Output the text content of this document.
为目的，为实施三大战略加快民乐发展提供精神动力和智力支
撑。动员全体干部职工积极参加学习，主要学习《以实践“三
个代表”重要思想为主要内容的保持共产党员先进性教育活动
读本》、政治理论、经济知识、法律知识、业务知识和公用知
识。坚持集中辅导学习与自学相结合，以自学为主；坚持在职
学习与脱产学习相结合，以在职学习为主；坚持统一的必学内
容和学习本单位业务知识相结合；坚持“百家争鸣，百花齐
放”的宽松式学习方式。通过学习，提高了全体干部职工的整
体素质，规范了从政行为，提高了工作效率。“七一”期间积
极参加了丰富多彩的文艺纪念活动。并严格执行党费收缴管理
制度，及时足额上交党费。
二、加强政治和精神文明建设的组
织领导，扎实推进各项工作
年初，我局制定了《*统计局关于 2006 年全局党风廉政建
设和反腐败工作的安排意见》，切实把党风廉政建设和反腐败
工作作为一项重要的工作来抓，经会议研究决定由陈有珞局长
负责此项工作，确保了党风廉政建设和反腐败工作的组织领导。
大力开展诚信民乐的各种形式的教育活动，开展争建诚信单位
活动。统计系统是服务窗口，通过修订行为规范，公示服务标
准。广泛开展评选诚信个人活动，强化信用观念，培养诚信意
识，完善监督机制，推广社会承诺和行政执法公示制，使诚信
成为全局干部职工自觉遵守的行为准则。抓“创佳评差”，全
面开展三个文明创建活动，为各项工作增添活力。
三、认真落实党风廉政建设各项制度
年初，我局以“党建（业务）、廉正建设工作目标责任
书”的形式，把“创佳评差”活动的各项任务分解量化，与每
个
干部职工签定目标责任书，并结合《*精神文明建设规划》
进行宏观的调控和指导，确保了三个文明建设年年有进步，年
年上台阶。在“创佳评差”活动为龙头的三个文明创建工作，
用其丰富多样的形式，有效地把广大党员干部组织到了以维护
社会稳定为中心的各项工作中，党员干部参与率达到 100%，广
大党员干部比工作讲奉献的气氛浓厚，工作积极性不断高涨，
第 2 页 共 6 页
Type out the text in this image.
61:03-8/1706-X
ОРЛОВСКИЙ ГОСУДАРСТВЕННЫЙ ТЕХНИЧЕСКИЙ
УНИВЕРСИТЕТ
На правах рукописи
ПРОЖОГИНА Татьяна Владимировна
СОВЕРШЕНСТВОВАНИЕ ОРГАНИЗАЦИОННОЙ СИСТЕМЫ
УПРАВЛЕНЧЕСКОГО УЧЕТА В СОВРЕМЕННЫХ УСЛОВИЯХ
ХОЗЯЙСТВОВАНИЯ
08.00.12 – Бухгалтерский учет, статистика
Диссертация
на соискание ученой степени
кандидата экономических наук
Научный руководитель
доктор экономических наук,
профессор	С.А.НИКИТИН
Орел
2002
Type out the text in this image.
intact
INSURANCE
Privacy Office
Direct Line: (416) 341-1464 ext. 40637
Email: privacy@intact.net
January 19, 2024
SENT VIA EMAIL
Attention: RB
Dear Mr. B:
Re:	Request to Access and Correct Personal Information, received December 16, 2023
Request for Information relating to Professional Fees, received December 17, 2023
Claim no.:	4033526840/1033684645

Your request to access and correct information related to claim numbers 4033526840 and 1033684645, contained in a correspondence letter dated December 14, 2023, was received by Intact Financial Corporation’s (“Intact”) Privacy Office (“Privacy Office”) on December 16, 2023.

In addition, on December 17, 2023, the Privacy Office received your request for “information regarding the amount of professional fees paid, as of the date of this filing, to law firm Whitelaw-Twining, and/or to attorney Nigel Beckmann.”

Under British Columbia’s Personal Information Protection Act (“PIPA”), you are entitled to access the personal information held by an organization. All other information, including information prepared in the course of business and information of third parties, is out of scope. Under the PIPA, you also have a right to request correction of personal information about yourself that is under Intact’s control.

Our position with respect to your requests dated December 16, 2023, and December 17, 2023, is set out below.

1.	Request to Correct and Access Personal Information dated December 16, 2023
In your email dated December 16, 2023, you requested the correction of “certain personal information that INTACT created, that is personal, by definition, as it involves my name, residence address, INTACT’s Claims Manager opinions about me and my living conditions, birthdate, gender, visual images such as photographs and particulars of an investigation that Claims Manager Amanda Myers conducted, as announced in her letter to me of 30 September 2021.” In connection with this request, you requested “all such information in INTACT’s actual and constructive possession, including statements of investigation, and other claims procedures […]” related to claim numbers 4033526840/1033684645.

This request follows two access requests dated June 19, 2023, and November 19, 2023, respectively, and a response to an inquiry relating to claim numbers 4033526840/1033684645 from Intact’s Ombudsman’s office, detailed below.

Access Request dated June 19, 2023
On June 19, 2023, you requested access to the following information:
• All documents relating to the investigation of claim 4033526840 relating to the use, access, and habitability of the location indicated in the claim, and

============================================================

▶ [Description of the task] Each record above should be returned exactly as it appears.

▶ [Full output]
Output the text content of this document.
为目的，为实施三大战略加快民乐发展提供精神动力和智力支
撑。动员全体干部职工积极参加学习，主要学习《以实践“三
个代表”重要思想为主要内容的保持共产党员先进性教育活动
读本》、政治理论、经济知识、法律知识、业务知识和公用知
识。坚持集中辅导学习与自学相结合，以自学为主；坚持在职
学习与脱产学习相结合，以在职学习为主；坚持统一的必学内
容和学习本单位业务知识相结合；坚持“百家争鸣，百花齐
放”的宽松式学习方式。通过学习，提高了全体干部职工的整
体素质，规范了从政行为，提高了工作效率。“七一”期间积
极参加了丰富多彩的文艺纪念活动。并严格执行党费收缴管理
制度，及时足额上交党费。
二、加强政治和精神文明建设的组
织领导，扎实推进各项工作
年初，我局制定了《*统计局关于 2006 年全局党风廉政建
设和反腐败工作的安排意见》，切实把党风廉政建设和反腐败
工作作为一项重要的工作来抓，经会议研究决定由陈有珞局长
负责此项工作，确保了党风廉政建设和反腐败工作的组织领导。
大力开展诚信民乐的各种形式的教育活动，开展争建诚信单位
活动。统计系统是服务窗口，通过修订行为规范，公示服务标
准。广泛开展评选诚信个人活动，强化信用观念，培养诚信意
识，完善监督机制，推广社会承诺和行政执法公示制，使诚信
成为全局干部职工自觉遵守的行为准则。抓“创佳评差”，全
面开展三个文明创建活动，为各项工作增添活力。
三、认真落实党风廉政建设各项制度
年初，我局以“党建（业务）、廉正建设工作目标责任
书”的形式，把“创佳评差”活动的各项任务分解量化，与每
个
干部职工签定目标责任书，并结合《*精神文明建设规划》
进行宏观的调控和指导，确保了三个文明建设年年有进步，年
年上台阶。在“创佳评差”活动为龙头的三个文明创建工作，
用其丰富多样的形式，有效地把广大党员干部组织到了以维护
社会稳定为中心的各项工作中，党员干部参与率达到 100%，广
大党员干部比工作讲奉献的气氛浓厚，工作积极性不断高涨，
第 2 页 共 6 页
Type out the text in this image.
61:03-8/1706-X
ОРЛОВСКИЙ ГОСУДАРСТВЕННЫЙ ТЕХНИЧЕСКИЙ
УНИВЕРСИТЕТ
На правах рукописи
ПРОЖОГИНА Татьяна Владимировна
СОВЕРШЕНСТВОВАНИЕ ОРГАНИЗАЦИОННОЙ СИСТЕМЫ
УПРАВЛЕНЧЕСКОГО УЧЕТА В СОВРЕМЕННЫХ УСЛОВИЯХ
ХОЗЯЙСТВОВАНИЯ
08.00.12 – Бухгалтерский учет, статистика
Диссертация
на соискание ученой степени
кандидата экономических наук
Научный руководитель
доктор экономических наук,
профессор	С.А.НИКИТИН
Орел
2002
Type out the text in this image.
intact
INSURANCE
Privacy Office
Direct Line: (416) 341-1464 ext. 40637
Email: privacy@intact.net
January 19, 2024
SENT VIA EMAIL
Attention: RB
Dear Mr. B:
Re:	Request to Access and Correct Personal Information, received December 16, 2023
Request for Information relating to Professional Fees, received December 17, 2023
Claim no.:	4033526840/1033684645

Your request to access and correct information related to claim numbers 4033526840 and 1033684645, contained in a correspondence letter dated December 14, 2023, was received by Intact Financial Corporation’s (“Intact”) Privacy Office (“Privacy Office”) on December 16, 2023.

In addition, on December 17, 2023, the Privacy Office received your request for “information regarding the amount of professional fees paid, as of the date of this filing, to law firm Whitelaw-Twining, and/or to attorney Nigel Beckmann.”

Under British Columbia’s Personal Information Protection Act (“PIPA”), you are entitled to access the personal information held by an organization. All other information, including information prepared in the course of business and information of third parties, is out of scope. Under the PIPA, you also have a right to request correction of personal information about yourself that is under Intact’s control.

Our position with respect to your requests dated December 16, 2023, and December 17, 2023, is set out below.

1.	Request to Correct and Access Personal Information dated December 16, 2023
In your email dated December 16, 2023, you requested the correction of “certain personal information that INTACT created, that is personal, by definition, as it involves my name, residence address, INTACT’s Claims Manager opinions about me and my living conditions, birthdate, gender, visual images such as photographs and particulars of an investigation that Claims Manager Amanda Myers conducted, as announced in her letter to me of 30 September 2021.” In connection with this request, you requested “all such information in INTACT’s actual and constructive possession, including statements of investigation, and other claims procedures […]” related to claim numbers 4033526840/1033684645.

This request follows two access requests dated June 19, 2023, and November 19, 2023, respectively, and a response to an inquiry relating to claim numbers 4033526840/1033684645 from Intact’s Ombudsman’s office, detailed below.

Access Request dated June 19, 2023
On June 19, 2023, you requested access to the following information:
• All documents relating to the investigation of claim 4033526840 relating to the use, access, and habitability of the location indicated in the claim, and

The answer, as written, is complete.